_SOURCE MATERIAL_.
────────────────

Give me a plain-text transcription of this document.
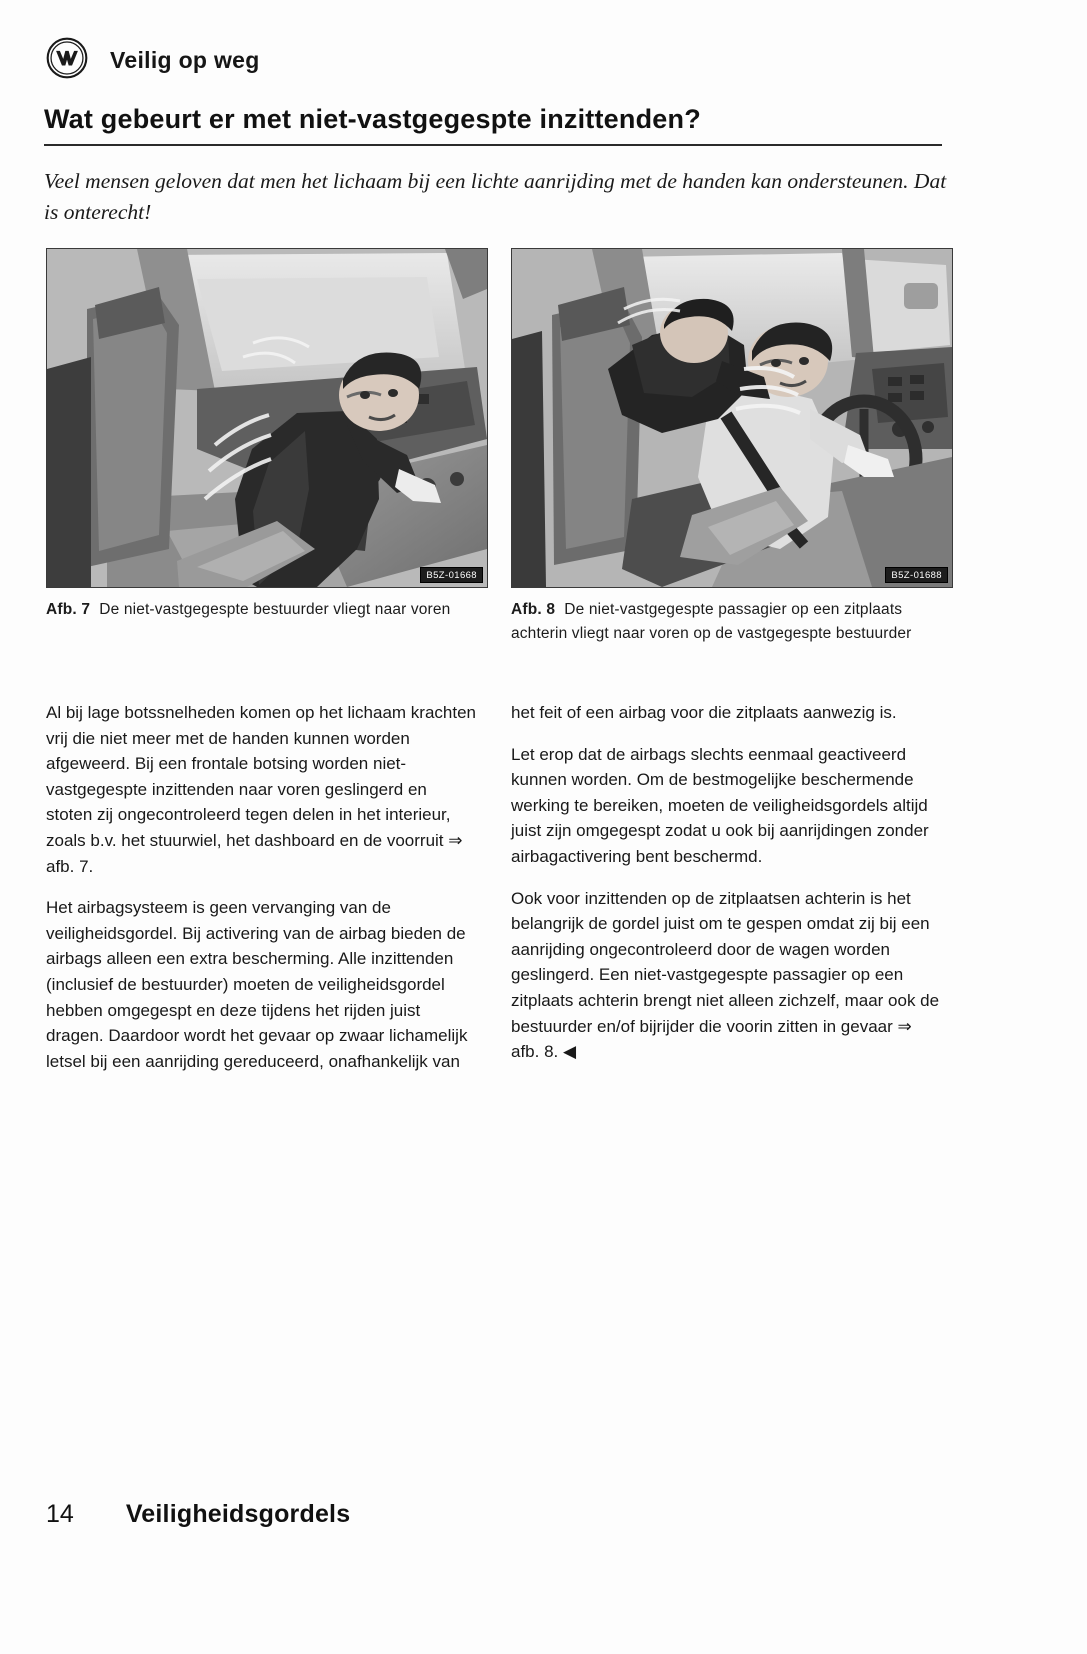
Veilig op weg
Wat gebeurt er met niet-vastgegespte inzittenden?
Veel mensen geloven dat men het lichaam bij een lichte aanrijding met de handen kan ondersteunen. Dat is onterecht!
B5Z-01668	B5Z-01688
Afb. 7 De niet-vastgegespte bestuurder vliegt naar voren	Afb. 8 De niet-vastgegespte passagier op een zitplaats achterin vliegt naar voren op de vastgegespte bestuurder

Al bij lage botssnelheden komen op het lichaam krachten vrij die niet meer met de handen kunnen worden afgeweerd. Bij een frontale botsing worden niet-vastgegespte inzittenden naar voren geslingerd en stoten zij ongecontroleerd tegen delen in het interieur, zoals b.v. het stuurwiel, het dashboard en de voorruit ⇒ afb. 7.

Het airbagsysteem is geen vervanging van de veiligheidsgordel. Bij activering van de airbag bieden de airbags alleen een extra bescherming. Alle inzittenden (inclusief de bestuurder) moeten de veiligheidsgordel hebben omgegespt en deze tijdens het rijden juist dragen. Daardoor wordt het gevaar op zwaar lichamelijk letsel bij een aanrijding gereduceerd, onafhankelijk van

het feit of een airbag voor die zitplaats aanwezig is.

Let erop dat de airbags slechts eenmaal geactiveerd kunnen worden. Om de bestmogelijke beschermende werking te bereiken, moeten de veiligheidsgordels altijd juist zijn omgegespt zodat u ook bij aanrijdingen zonder airbagactivering bent beschermd.

Ook voor inzittenden op de zitplaatsen achterin is het belangrijk de gordel juist om te gespen omdat zij bij een aanrijding ongecontroleerd door de wagen worden geslingerd. Een niet-vastgegespte passagier op een zitplaats achterin brengt niet alleen zichzelf, maar ook de bestuurder en/of bijrijder die voorin zitten in gevaar ⇒ afb. 8. ◀

14 Veiligheidsgordels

────────────────

_WRITTEN TASK_.
Quote the records in their entirety, keeping the wording exact and excluding pictures.

_FINAL RESULT_.
Give me a plain-text transcription of this document.
Veilig op weg
Wat gebeurt er met niet-vastgegespte inzittenden?
Veel mensen geloven dat men het lichaam bij een lichte aanrijding met de handen kan ondersteunen. Dat is onterecht!
B5Z-01668	B5Z-01688
Afb. 7 De niet-vastgegespte bestuurder vliegt naar voren	Afb. 8 De niet-vastgegespte passagier op een zitplaats achterin vliegt naar voren op de vastgegespte bestuurder

Al bij lage botssnelheden komen op het lichaam krachten vrij die niet meer met de handen kunnen worden afgeweerd. Bij een frontale botsing worden niet-vastgegespte inzittenden naar voren geslingerd en stoten zij ongecontroleerd tegen delen in het interieur, zoals b.v. het stuurwiel, het dashboard en de voorruit ⇒ afb. 7.

Het airbagsysteem is geen vervanging van de veiligheidsgordel. Bij activering van de airbag bieden de airbags alleen een extra bescherming. Alle inzittenden (inclusief de bestuurder) moeten de veiligheidsgordel hebben omgegespt en deze tijdens het rijden juist dragen. Daardoor wordt het gevaar op zwaar lichamelijk letsel bij een aanrijding gereduceerd, onafhankelijk van

het feit of een airbag voor die zitplaats aanwezig is.

Let erop dat de airbags slechts eenmaal geactiveerd kunnen worden. Om de bestmogelijke beschermende werking te bereiken, moeten de veiligheidsgordels altijd juist zijn omgegespt zodat u ook bij aanrijdingen zonder airbagactivering bent beschermd.

Ook voor inzittenden op de zitplaatsen achterin is het belangrijk de gordel juist om te gespen omdat zij bij een aanrijding ongecontroleerd door de wagen worden geslingerd. Een niet-vastgegespte passagier op een zitplaats achterin brengt niet alleen zichzelf, maar ook de bestuurder en/of bijrijder die voorin zitten in gevaar ⇒ afb. 8. ◀

14 Veiligheidsgordels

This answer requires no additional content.